INPUT RECORDS -
++++++++

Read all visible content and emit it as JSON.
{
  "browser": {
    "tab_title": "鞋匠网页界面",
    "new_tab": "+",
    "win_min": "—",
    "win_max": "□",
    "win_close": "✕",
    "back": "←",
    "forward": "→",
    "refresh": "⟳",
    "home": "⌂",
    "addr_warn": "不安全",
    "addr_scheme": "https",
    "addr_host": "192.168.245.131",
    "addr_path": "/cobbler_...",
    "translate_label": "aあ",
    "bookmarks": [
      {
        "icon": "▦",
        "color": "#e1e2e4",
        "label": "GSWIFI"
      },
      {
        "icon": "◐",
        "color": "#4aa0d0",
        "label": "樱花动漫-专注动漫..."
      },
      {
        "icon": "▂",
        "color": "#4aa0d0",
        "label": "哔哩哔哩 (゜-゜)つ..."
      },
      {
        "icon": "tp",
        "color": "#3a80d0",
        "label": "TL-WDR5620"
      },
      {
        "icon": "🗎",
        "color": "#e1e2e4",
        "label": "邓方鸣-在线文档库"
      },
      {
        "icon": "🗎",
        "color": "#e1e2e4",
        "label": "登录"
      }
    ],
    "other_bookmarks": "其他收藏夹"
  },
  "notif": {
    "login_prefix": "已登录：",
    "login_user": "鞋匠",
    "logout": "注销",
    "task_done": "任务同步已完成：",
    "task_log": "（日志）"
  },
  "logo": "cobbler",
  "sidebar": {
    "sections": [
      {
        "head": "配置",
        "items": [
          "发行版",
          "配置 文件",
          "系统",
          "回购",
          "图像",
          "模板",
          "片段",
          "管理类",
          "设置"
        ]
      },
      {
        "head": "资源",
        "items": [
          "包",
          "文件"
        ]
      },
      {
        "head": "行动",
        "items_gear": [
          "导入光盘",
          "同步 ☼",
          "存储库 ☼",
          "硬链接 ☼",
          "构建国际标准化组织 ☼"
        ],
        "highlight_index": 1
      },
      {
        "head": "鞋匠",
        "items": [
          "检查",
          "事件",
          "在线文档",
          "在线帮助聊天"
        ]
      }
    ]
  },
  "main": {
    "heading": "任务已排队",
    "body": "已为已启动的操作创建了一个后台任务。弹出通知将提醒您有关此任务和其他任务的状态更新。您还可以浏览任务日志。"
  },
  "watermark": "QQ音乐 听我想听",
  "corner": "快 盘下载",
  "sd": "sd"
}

++++++++

SET TASK - Repeat all entries. Match them exactly.

EXERCISE OUTPUT -
Read all visible content and emit it as JSON.
{
  "browser": {
    "tab_title": "鞋匠网页界面",
    "new_tab": "+",
    "win_min": "—",
    "win_max": "□",
    "win_close": "✕",
    "back": "←",
    "forward": "→",
    "refresh": "⟳",
    "home": "⌂",
    "addr_warn": "不安全",
    "addr_scheme": "https",
    "addr_host": "192.168.245.131",
    "addr_path": "/cobbler_...",
    "translate_label": "aあ",
    "bookmarks": [
      {
        "icon": "▦",
        "color": "#e1e2e4",
        "label": "GSWIFI"
      },
      {
        "icon": "◐",
        "color": "#4aa0d0",
        "label": "樱花动漫-专注动漫..."
      },
      {
        "icon": "▂",
        "color": "#4aa0d0",
        "label": "哔哩哔哩 (゜-゜)つ..."
      },
      {
        "icon": "tp",
        "color": "#3a80d0",
        "label": "TL-WDR5620"
      },
      {
        "icon": "🗎",
        "color": "#e1e2e4",
        "label": "邓方鸣-在线文档库"
      },
      {
        "icon": "🗎",
        "color": "#e1e2e4",
        "label": "登录"
      }
    ],
    "other_bookmarks": "其他收藏夹"
  },
  "notif": {
    "login_prefix": "已登录：",
    "login_user": "鞋匠",
    "logout": "注销",
    "task_done": "任务同步已完成：",
    "task_log": "（日志）"
  },
  "logo": "cobbler",
  "sidebar": {
    "sections": [
      {
        "head": "配置",
        "items": [
          "发行版",
          "配置 文件",
          "系统",
          "回购",
          "图像",
          "模板",
          "片段",
          "管理类",
          "设置"
        ]
      },
      {
        "head": "资源",
        "items": [
          "包",
          "文件"
        ]
      },
      {
        "head": "行动",
        "items_gear": [
          "导入光盘",
          "同步 ☼",
          "存储库 ☼",
          "硬链接 ☼",
          "构建国际标准化组织 ☼"
        ],
        "highlight_index": 1
      },
      {
        "head": "鞋匠",
        "items": [
          "检查",
          "事件",
          "在线文档",
          "在线帮助聊天"
        ]
      }
    ]
  },
  "main": {
    "heading": "任务已排队",
    "body": "已为已启动的操作创建了一个后台任务。弹出通知将提醒您有关此任务和其他任务的状态更新。您还可以浏览任务日志。"
  },
  "watermark": "QQ音乐 听我想听",
  "corner": "快 盘下载",
  "sd": "sd"
}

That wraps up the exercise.